■ YOUR GOAL
Retype all of the data. Every line must match exactly.

■ RECORDED INFORMATION
:::

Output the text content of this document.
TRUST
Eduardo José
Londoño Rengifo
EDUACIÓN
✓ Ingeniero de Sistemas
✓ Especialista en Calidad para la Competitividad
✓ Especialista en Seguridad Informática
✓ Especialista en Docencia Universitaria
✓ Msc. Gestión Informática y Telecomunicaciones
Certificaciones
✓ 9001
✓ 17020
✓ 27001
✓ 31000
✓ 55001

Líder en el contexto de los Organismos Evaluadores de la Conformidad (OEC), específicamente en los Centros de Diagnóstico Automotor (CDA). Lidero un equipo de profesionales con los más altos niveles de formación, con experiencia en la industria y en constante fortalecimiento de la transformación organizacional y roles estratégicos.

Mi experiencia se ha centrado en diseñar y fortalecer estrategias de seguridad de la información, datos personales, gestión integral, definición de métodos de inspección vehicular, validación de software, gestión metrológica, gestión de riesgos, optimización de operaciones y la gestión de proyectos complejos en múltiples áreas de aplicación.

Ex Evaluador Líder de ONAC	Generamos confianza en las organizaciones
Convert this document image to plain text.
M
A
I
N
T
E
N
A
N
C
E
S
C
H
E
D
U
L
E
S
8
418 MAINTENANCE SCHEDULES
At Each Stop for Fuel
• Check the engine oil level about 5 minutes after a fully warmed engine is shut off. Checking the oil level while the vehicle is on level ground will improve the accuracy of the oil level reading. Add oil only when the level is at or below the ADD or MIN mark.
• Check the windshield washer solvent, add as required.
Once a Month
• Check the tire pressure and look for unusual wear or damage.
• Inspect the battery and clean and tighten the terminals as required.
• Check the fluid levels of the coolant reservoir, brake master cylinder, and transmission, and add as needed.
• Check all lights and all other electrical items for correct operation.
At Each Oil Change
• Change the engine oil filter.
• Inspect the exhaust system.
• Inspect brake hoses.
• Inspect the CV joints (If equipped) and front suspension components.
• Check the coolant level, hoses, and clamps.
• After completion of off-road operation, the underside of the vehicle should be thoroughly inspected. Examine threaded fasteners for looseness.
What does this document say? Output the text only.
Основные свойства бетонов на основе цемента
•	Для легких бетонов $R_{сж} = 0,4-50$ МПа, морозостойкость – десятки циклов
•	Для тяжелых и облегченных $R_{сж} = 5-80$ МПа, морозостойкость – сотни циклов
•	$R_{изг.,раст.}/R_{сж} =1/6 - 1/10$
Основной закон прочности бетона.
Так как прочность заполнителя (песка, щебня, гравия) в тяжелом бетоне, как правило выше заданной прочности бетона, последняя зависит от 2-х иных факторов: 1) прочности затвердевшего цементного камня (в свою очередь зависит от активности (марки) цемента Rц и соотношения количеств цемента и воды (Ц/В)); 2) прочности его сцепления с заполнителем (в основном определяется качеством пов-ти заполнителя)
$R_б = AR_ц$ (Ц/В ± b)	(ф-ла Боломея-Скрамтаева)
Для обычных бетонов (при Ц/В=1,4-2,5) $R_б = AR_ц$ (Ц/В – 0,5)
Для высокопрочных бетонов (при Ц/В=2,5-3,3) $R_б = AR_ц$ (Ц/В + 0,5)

:::

■ CORRECT OUTPUT
Output the text content of this document.
TRUST
Eduardo José
Londoño Rengifo
EDUACIÓN
✓ Ingeniero de Sistemas
✓ Especialista en Calidad para la Competitividad
✓ Especialista en Seguridad Informática
✓ Especialista en Docencia Universitaria
✓ Msc. Gestión Informática y Telecomunicaciones
Certificaciones
✓ 9001
✓ 17020
✓ 27001
✓ 31000
✓ 55001

Líder en el contexto de los Organismos Evaluadores de la Conformidad (OEC), específicamente en los Centros de Diagnóstico Automotor (CDA). Lidero un equipo de profesionales con los más altos niveles de formación, con experiencia en la industria y en constante fortalecimiento de la transformación organizacional y roles estratégicos.

Mi experiencia se ha centrado en diseñar y fortalecer estrategias de seguridad de la información, datos personales, gestión integral, definición de métodos de inspección vehicular, validación de software, gestión metrológica, gestión de riesgos, optimización de operaciones y la gestión de proyectos complejos en múltiples áreas de aplicación.

Ex Evaluador Líder de ONAC	Generamos confianza en las organizaciones
Convert this document image to plain text.
M
A
I
N
T
E
N
A
N
C
E
S
C
H
E
D
U
L
E
S
8
418 MAINTENANCE SCHEDULES
At Each Stop for Fuel
• Check the engine oil level about 5 minutes after a fully warmed engine is shut off. Checking the oil level while the vehicle is on level ground will improve the accuracy of the oil level reading. Add oil only when the level is at or below the ADD or MIN mark.
• Check the windshield washer solvent, add as required.
Once a Month
• Check the tire pressure and look for unusual wear or damage.
• Inspect the battery and clean and tighten the terminals as required.
• Check the fluid levels of the coolant reservoir, brake master cylinder, and transmission, and add as needed.
• Check all lights and all other electrical items for correct operation.
At Each Oil Change
• Change the engine oil filter.
• Inspect the exhaust system.
• Inspect brake hoses.
• Inspect the CV joints (If equipped) and front suspension components.
• Check the coolant level, hoses, and clamps.
• After completion of off-road operation, the underside of the vehicle should be thoroughly inspected. Examine threaded fasteners for looseness.
What does this document say? Output the text only.
Основные свойства бетонов на основе цемента
•	Для легких бетонов $R_{сж} = 0,4-50$ МПа, морозостойкость – десятки циклов
•	Для тяжелых и облегченных $R_{сж} = 5-80$ МПа, морозостойкость – сотни циклов
•	$R_{изг.,раст.}/R_{сж} =1/6 - 1/10$
Основной закон прочности бетона.
Так как прочность заполнителя (песка, щебня, гравия) в тяжелом бетоне, как правило выше заданной прочности бетона, последняя зависит от 2-х иных факторов: 1) прочности затвердевшего цементного камня (в свою очередь зависит от активности (марки) цемента Rц и соотношения количеств цемента и воды (Ц/В)); 2) прочности его сцепления с заполнителем (в основном определяется качеством пов-ти заполнителя)
$R_б = AR_ц$ (Ц/В ± b)	(ф-ла Боломея-Скрамтаева)
Для обычных бетонов (при Ц/В=1,4-2,5) $R_б = AR_ц$ (Ц/В – 0,5)
Для высокопрочных бетонов (при Ц/В=2,5-3,3) $R_б = AR_ц$ (Ц/В + 0,5)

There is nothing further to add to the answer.